PROBLEM: Every record must be transcribed in its entirety, apart from the images, which are to be omitted.

MATERIAL PROVIDED:

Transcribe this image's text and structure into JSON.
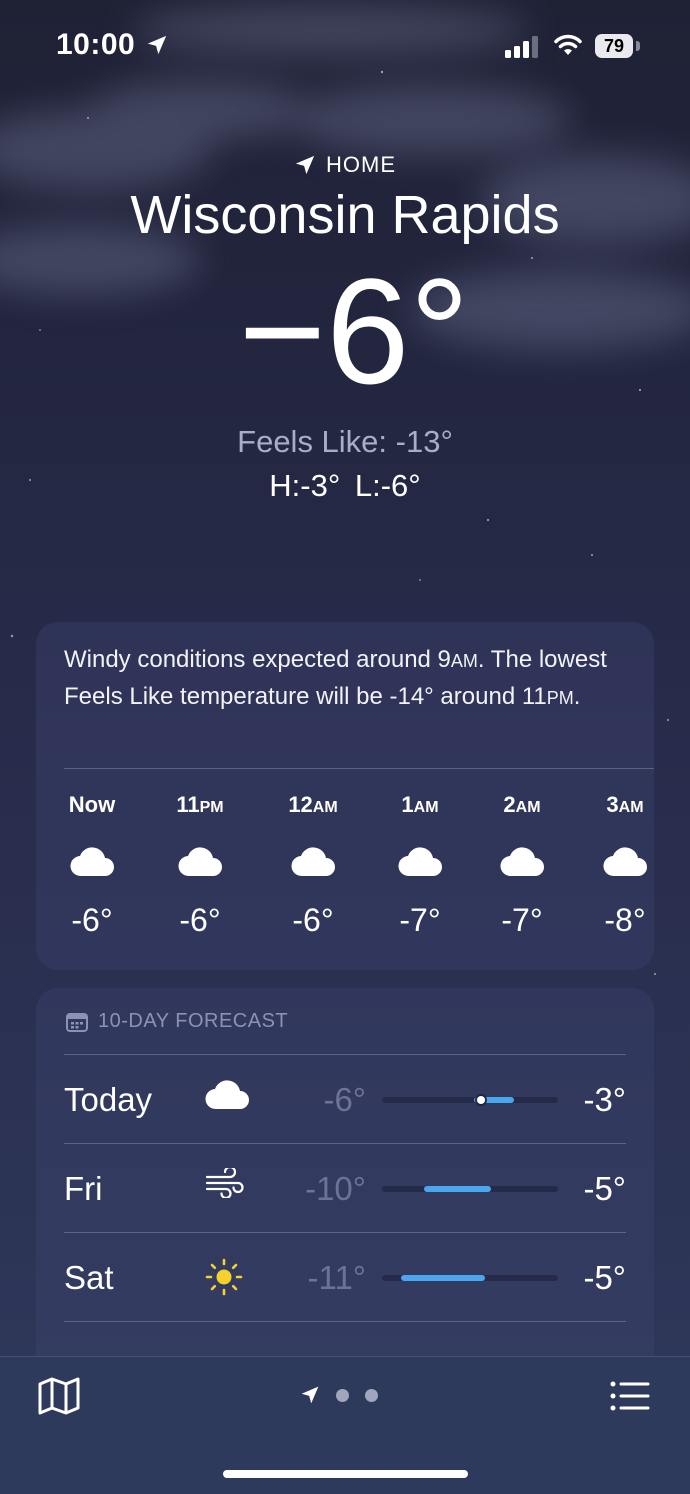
{
  "status_bar": {
    "time": "10:00",
    "battery": "79",
    "icons": [
      "location-arrow-icon",
      "cellular-signal-icon",
      "wifi-icon",
      "battery-icon"
    ]
  },
  "header": {
    "location_label": "HOME",
    "city": "Wisconsin Rapids",
    "temperature": "−6°",
    "feels_like": "Feels Like: -13°",
    "high_low": "H:-3°  L:-6°"
  },
  "hourly": {
    "summary_parts": [
      "Windy conditions expected around 9",
      "AM",
      ". The lowest Feels Like temperature will be -14° around 11",
      "PM",
      "."
    ],
    "hours": [
      {
        "label": "Now",
        "suffix": "",
        "icon": "cloud-icon",
        "temp": "-6°"
      },
      {
        "label": "11",
        "suffix": "PM",
        "icon": "cloud-icon",
        "temp": "-6°"
      },
      {
        "label": "12",
        "suffix": "AM",
        "icon": "cloud-icon",
        "temp": "-6°"
      },
      {
        "label": "1",
        "suffix": "AM",
        "icon": "cloud-icon",
        "temp": "-7°"
      },
      {
        "label": "2",
        "suffix": "AM",
        "icon": "cloud-icon",
        "temp": "-7°"
      },
      {
        "label": "3",
        "suffix": "AM",
        "icon": "cloud-icon",
        "temp": "-8°"
      }
    ]
  },
  "ten_day": {
    "title": "10-DAY FORECAST",
    "icon": "calendar-icon",
    "days": [
      {
        "day": "Today",
        "icon": "cloud-icon",
        "low": "-6°",
        "high": "-3°",
        "bar_start": 0.52,
        "bar_end": 0.75,
        "current_position": 0.56
      },
      {
        "day": "Fri",
        "icon": "wind-icon",
        "low": "-10°",
        "high": "-5°",
        "bar_start": 0.24,
        "bar_end": 0.62
      },
      {
        "day": "Sat",
        "icon": "sun-icon",
        "low": "-11°",
        "high": "-5°",
        "bar_start": 0.11,
        "bar_end": 0.59
      }
    ],
    "range_bar_color": "#4aa6ef"
  },
  "tab_bar": {
    "map_icon": "map-icon",
    "current_page_icon": "location-arrow-icon",
    "pages": 3,
    "list_icon": "list-icon"
  }
}
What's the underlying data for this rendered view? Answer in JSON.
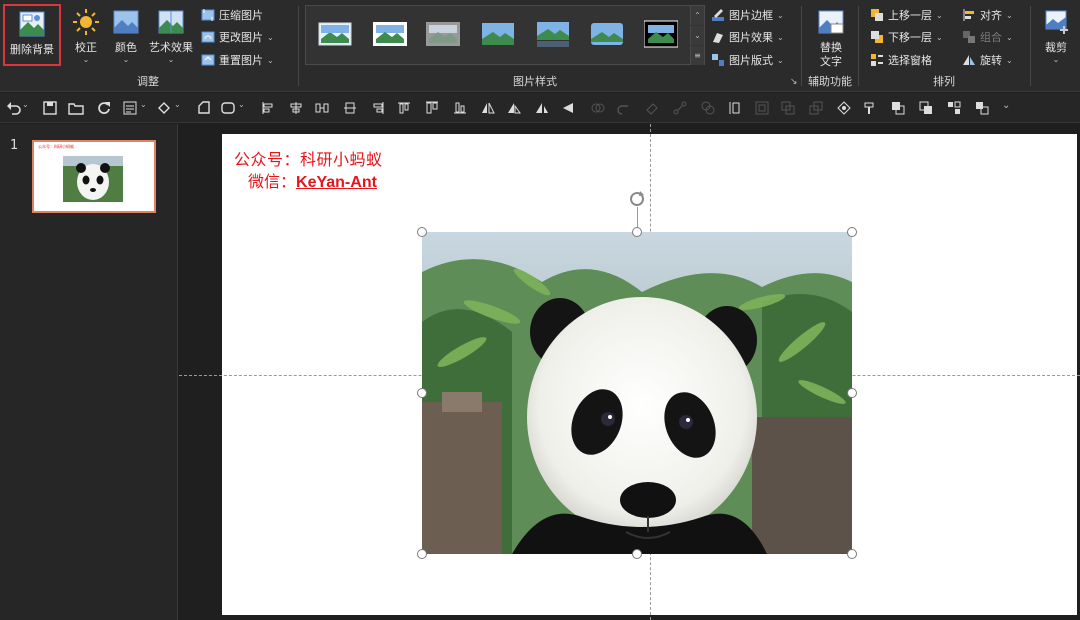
{
  "ribbon": {
    "adjust": {
      "group_label": "调整",
      "remove_background": "删除背景",
      "corrections": "校正",
      "color": "颜色",
      "artistic_effects": "艺术效果",
      "compress": "压缩图片",
      "change_picture": "更改图片",
      "reset_picture": "重置图片"
    },
    "picture_styles": {
      "group_label": "图片样式",
      "border": "图片边框",
      "effects": "图片效果",
      "layout": "图片版式"
    },
    "accessibility": {
      "group_label": "辅助功能",
      "alt_text_line1": "替换",
      "alt_text_line2": "文字"
    },
    "arrange": {
      "group_label": "排列",
      "bring_forward": "上移一层",
      "send_backward": "下移一层",
      "selection_pane": "选择窗格",
      "align": "对齐",
      "group": "组合",
      "rotate": "旋转"
    },
    "size": {
      "crop": "裁剪"
    }
  },
  "slides": {
    "number": "1"
  },
  "slide": {
    "watermark_line1": "公众号：科研小蚂蚁",
    "watermark_line2_prefix": "微信：",
    "watermark_line2_id": "KeYan-Ant"
  },
  "colors": {
    "accent_red": "#e8141c",
    "selection_border": "#d9363e",
    "thumb_border": "#e08264"
  }
}
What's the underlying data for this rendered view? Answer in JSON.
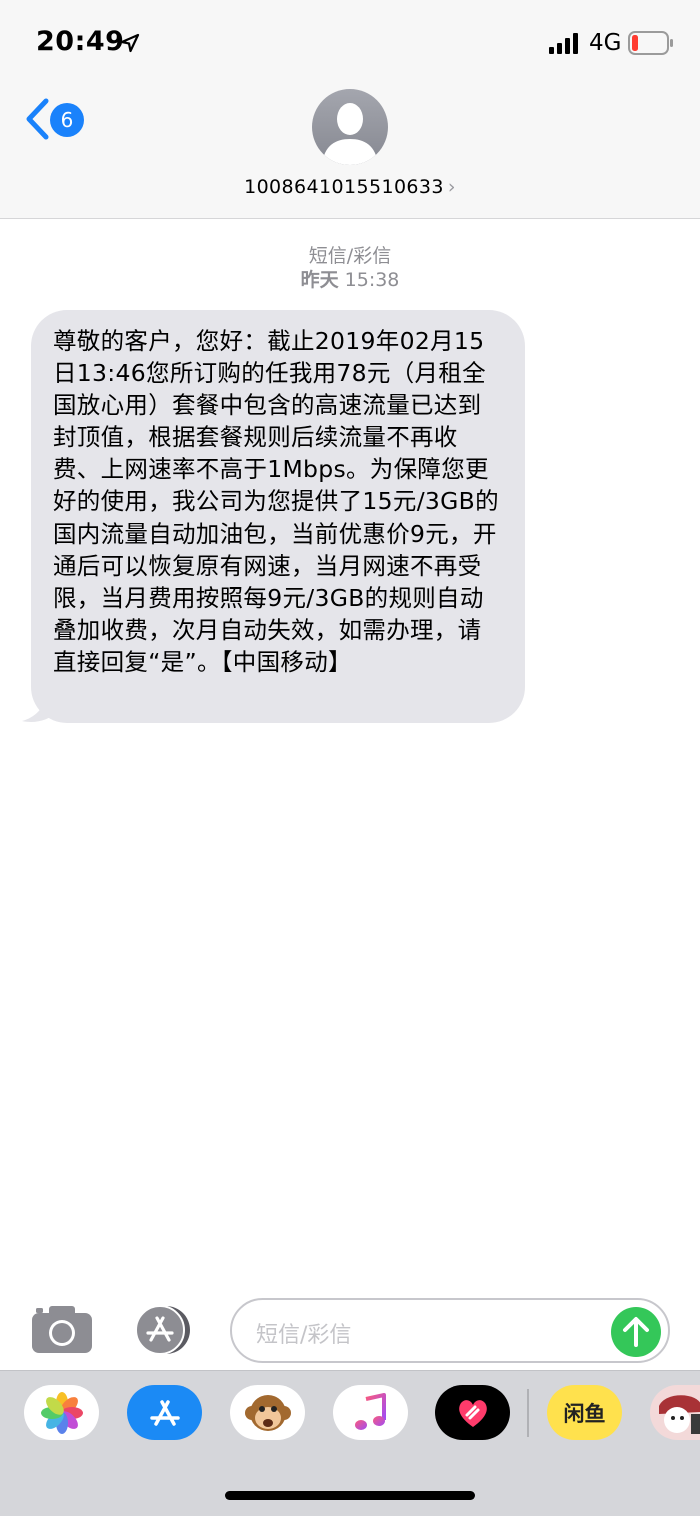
{
  "status_bar": {
    "time": "20:49",
    "network": "4G"
  },
  "header": {
    "back_badge_count": "6",
    "contact_number": "1008641015510633",
    "contact_chevron": "›"
  },
  "conversation": {
    "service_label": "短信/彩信",
    "timestamp_day": "昨天",
    "timestamp_time": "15:38",
    "messages": [
      {
        "direction": "incoming",
        "text": "尊敬的客户，您好：截止2019年02月15日13:46您所订购的任我用78元（月租全国放心用）套餐中包含的高速流量已达到封顶值，根据套餐规则后续流量不再收费、上网速率不高于1Mbps。为保障您更好的使用，我公司为您提供了15元/3GB的国内流量自动加油包，当前优惠价9元，开通后可以恢复原有网速，当月网速不再受限，当月费用按照每9元/3GB的规则自动叠加收费，次月自动失效，如需办理，请直接回复“是”。【中国移动】"
      }
    ]
  },
  "input_bar": {
    "placeholder": "短信/彩信"
  },
  "app_drawer": {
    "apps": [
      "photos-icon",
      "app-store-icon",
      "animoji-icon",
      "music-icon",
      "digital-touch-icon",
      "xianyu-icon",
      "sticker-icon"
    ],
    "xianyu_label": "闲鱼"
  },
  "colors": {
    "accent_blue": "#1a82fb",
    "bubble_gray": "#e5e5ea",
    "send_green": "#34c759",
    "battery_low": "#ff3b30"
  }
}
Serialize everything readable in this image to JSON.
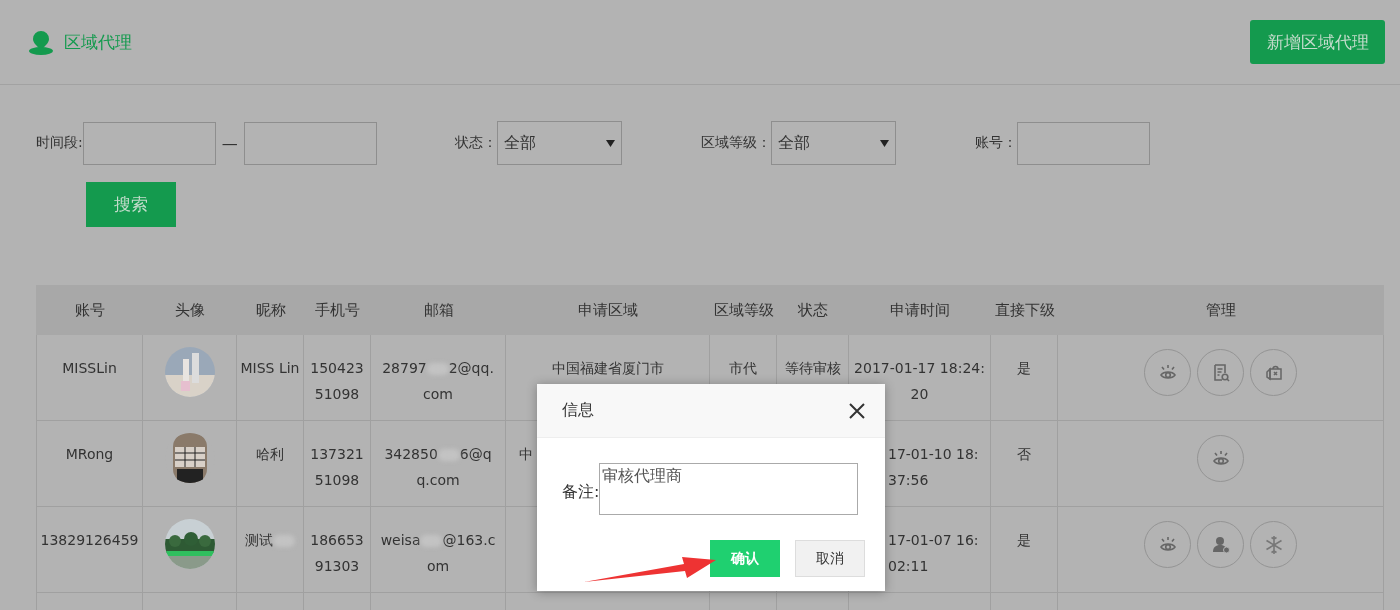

COMPLETED TASK:
Transcribe this image's text and structure into JSON.
{
  "status_bar": {
    "time": "10:00",
    "battery": "79",
    "icons": [
      "location-arrow-icon",
      "cellular-signal-icon",
      "wifi-icon",
      "battery-icon"
    ]
  },
  "header": {
    "location_label": "HOME",
    "city": "Wisconsin Rapids",
    "temperature": "−6°",
    "feels_like": "Feels Like: -13°",
    "high_low": "H:-3°  L:-6°"
  },
  "hourly": {
    "summary_parts": [
      "Windy conditions expected around 9",
      "AM",
      ". The lowest Feels Like temperature will be -14° around 11",
      "PM",
      "."
    ],
    "hours": [
      {
        "label": "Now",
        "suffix": "",
        "icon": "cloud-icon",
        "temp": "-6°"
      },
      {
        "label": "11",
        "suffix": "PM",
        "icon": "cloud-icon",
        "temp": "-6°"
      },
      {
        "label": "12",
        "suffix": "AM",
        "icon": "cloud-icon",
        "temp": "-6°"
      },
      {
        "label": "1",
        "suffix": "AM",
        "icon": "cloud-icon",
        "temp": "-7°"
      },
      {
        "label": "2",
        "suffix": "AM",
        "icon": "cloud-icon",
        "temp": "-7°"
      },
      {
        "label": "3",
        "suffix": "AM",
        "icon": "cloud-icon",
        "temp": "-8°"
      }
    ]
  },
  "ten_day": {
    "title": "10-DAY FORECAST",
    "icon": "calendar-icon",
    "days": [
      {
        "day": "Today",
        "icon": "cloud-icon",
        "low": "-6°",
        "high": "-3°",
        "bar_start": 0.52,
        "bar_end": 0.75,
        "current_position": 0.56
      },
      {
        "day": "Fri",
        "icon": "wind-icon",
        "low": "-10°",
        "high": "-5°",
        "bar_start": 0.24,
        "bar_end": 0.62
      },
      {
        "day": "Sat",
        "icon": "sun-icon",
        "low": "-11°",
        "high": "-5°",
        "bar_start": 0.11,
        "bar_end": 0.59
      }
    ],
    "range_bar_color": "#4aa6ef"
  },
  "tab_bar": {
    "map_icon": "map-icon",
    "current_page_icon": "location-arrow-icon",
    "pages": 3,
    "list_icon": "list-icon"
  }
}
What's the underlying data for this rendered view? Answer in JSON.
{
  "ribbon": {
    "adjust": {
      "group_label": "调整",
      "remove_background": "删除背景",
      "corrections": "校正",
      "color": "颜色",
      "artistic_effects": "艺术效果",
      "compress": "压缩图片",
      "change_picture": "更改图片",
      "reset_picture": "重置图片"
    },
    "picture_styles": {
      "group_label": "图片样式",
      "border": "图片边框",
      "effects": "图片效果",
      "layout": "图片版式"
    },
    "accessibility": {
      "group_label": "辅助功能",
      "alt_text_line1": "替换",
      "alt_text_line2": "文字"
    },
    "arrange": {
      "group_label": "排列",
      "bring_forward": "上移一层",
      "send_backward": "下移一层",
      "selection_pane": "选择窗格",
      "align": "对齐",
      "group": "组合",
      "rotate": "旋转"
    },
    "size": {
      "crop": "裁剪"
    }
  },
  "slides": {
    "number": "1"
  },
  "slide": {
    "watermark_line1": "公众号：科研小蚂蚁",
    "watermark_line2_prefix": "微信：",
    "watermark_line2_id": "KeYan-Ant"
  },
  "colors": {
    "accent_red": "#e8141c",
    "selection_border": "#d9363e",
    "thumb_border": "#e08264"
  }
}
What's the underlying data for this rendered view? Answer in JSON.
{
  "status_bar": {
    "time": "20:49",
    "network": "4G"
  },
  "header": {
    "back_badge_count": "6",
    "contact_number": "1008641015510633",
    "contact_chevron": "›"
  },
  "conversation": {
    "service_label": "短信/彩信",
    "timestamp_day": "昨天",
    "timestamp_time": "15:38",
    "messages": [
      {
        "direction": "incoming",
        "text": "尊敬的客户，您好：截止2019年02月15日13:46您所订购的任我用78元（月租全国放心用）套餐中包含的高速流量已达到封顶值，根据套餐规则后续流量不再收费、上网速率不高于1Mbps。为保障您更好的使用，我公司为您提供了15元/3GB的国内流量自动加油包，当前优惠价9元，开通后可以恢复原有网速，当月网速不再受限，当月费用按照每9元/3GB的规则自动叠加收费，次月自动失效，如需办理，请直接回复“是”。【中国移动】"
      }
    ]
  },
  "input_bar": {
    "placeholder": "短信/彩信"
  },
  "app_drawer": {
    "apps": [
      "photos-icon",
      "app-store-icon",
      "animoji-icon",
      "music-icon",
      "digital-touch-icon",
      "xianyu-icon",
      "sticker-icon"
    ],
    "xianyu_label": "闲鱼"
  },
  "colors": {
    "accent_blue": "#1a82fb",
    "bubble_gray": "#e5e5ea",
    "send_green": "#34c759",
    "battery_low": "#ff3b30"
  }
}
Serialize everything readable in this image to JSON.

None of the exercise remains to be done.